▸ **Problem requirements**
Look through the material below. Copy every line with the string "value" in it.

▸ **Task inputs**
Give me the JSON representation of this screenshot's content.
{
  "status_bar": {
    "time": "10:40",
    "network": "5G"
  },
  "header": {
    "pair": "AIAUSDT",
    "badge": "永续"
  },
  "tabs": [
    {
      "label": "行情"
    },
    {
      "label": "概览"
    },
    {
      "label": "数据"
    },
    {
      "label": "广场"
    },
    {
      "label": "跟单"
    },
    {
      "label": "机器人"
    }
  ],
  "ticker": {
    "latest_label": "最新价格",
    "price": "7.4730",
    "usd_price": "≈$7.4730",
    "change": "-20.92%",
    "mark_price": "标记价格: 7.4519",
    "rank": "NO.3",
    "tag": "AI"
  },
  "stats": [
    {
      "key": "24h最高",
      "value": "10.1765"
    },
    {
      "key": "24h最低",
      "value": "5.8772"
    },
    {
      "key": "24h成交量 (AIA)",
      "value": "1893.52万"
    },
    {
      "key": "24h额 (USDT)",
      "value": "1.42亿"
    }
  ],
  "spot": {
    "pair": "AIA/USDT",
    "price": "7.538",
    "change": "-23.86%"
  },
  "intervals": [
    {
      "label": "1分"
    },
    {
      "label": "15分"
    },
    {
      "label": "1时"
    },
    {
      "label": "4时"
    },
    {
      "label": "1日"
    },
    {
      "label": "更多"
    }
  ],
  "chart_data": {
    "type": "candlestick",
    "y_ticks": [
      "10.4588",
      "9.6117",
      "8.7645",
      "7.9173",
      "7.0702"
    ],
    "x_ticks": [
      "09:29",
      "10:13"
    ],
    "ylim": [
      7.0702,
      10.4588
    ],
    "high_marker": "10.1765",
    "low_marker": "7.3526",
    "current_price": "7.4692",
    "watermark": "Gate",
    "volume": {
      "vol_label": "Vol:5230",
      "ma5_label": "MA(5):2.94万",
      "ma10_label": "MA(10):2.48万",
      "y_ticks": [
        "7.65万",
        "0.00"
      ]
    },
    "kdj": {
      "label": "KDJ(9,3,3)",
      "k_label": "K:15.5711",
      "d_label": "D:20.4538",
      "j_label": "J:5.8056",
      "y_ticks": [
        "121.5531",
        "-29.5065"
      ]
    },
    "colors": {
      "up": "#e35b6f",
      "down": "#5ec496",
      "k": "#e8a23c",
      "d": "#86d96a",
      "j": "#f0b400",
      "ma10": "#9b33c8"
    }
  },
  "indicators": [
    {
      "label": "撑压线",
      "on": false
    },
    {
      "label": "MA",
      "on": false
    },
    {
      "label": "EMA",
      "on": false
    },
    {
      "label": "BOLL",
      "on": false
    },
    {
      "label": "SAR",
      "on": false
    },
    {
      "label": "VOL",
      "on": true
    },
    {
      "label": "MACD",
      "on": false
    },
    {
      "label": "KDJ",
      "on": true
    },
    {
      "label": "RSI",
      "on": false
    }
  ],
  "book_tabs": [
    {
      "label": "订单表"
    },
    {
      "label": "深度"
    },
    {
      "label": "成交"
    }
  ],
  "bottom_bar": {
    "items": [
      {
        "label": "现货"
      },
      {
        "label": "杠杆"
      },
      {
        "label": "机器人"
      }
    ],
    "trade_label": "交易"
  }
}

▸ **Written answer**
      "value": "10.1765"
      "value": "5.8772"
      "value": "1893.52万"
      "value": "1.42亿"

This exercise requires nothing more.